REQUIRED TASK >>
Print the range of lines that opens with the line containing "What text is on this page?" and closes with the last line of the listing. Include both ends; print nothing more.

[Extracted records]
********
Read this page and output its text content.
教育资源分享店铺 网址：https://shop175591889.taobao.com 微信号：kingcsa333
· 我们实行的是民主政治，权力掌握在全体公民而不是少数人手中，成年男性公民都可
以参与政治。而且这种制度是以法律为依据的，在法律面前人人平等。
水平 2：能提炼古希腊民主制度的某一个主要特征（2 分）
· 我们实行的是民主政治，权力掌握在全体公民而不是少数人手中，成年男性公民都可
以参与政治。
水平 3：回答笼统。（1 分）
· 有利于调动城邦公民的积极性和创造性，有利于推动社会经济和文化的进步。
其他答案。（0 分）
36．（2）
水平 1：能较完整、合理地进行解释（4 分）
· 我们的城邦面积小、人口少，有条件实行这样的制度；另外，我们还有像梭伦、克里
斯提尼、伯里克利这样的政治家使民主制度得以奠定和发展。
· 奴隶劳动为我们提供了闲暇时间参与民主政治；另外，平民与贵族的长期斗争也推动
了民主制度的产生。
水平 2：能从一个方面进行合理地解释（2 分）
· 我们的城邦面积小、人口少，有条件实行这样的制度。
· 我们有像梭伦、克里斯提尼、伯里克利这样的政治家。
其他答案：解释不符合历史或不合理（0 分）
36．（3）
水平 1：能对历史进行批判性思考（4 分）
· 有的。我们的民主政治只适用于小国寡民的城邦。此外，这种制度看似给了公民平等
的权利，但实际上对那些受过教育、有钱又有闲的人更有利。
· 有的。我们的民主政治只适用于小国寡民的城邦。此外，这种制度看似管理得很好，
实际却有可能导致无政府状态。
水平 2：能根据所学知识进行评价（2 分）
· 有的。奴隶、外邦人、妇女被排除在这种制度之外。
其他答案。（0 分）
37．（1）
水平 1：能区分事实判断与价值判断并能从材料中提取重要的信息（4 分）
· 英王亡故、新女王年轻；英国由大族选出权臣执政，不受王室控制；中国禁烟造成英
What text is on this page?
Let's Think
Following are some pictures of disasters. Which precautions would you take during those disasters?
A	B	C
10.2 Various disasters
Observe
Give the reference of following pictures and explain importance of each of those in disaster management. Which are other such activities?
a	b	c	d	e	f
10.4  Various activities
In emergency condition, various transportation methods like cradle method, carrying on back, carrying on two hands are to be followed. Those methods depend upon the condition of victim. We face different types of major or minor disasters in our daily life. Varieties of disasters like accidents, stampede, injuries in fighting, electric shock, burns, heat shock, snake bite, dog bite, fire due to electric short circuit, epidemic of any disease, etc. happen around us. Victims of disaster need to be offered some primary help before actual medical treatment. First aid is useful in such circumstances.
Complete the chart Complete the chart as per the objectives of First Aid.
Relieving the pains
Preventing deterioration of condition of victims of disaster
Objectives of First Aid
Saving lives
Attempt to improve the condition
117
********
REPLY TO THE EXERCISE >>
What text is on this page?
Let's Think
Following are some pictures of disasters. Which precautions would you take during those disasters?
A	B	C
10.2 Various disasters
Observe
Give the reference of following pictures and explain importance of each of those in disaster management. Which are other such activities?
a	b	c	d	e	f
10.4  Various activities
In emergency condition, various transportation methods like cradle method, carrying on back, carrying on two hands are to be followed. Those methods depend upon the condition of victim. We face different types of major or minor disasters in our daily life. Varieties of disasters like accidents, stampede, injuries in fighting, electric shock, burns, heat shock, snake bite, dog bite, fire due to electric short circuit, epidemic of any disease, etc. happen around us. Victims of disaster need to be offered some primary help before actual medical treatment. First aid is useful in such circumstances.
Complete the chart Complete the chart as per the objectives of First Aid.
Relieving the pains
Preventing deterioration of condition of victims of disaster
Objectives of First Aid
Saving lives
Attempt to improve the condition
117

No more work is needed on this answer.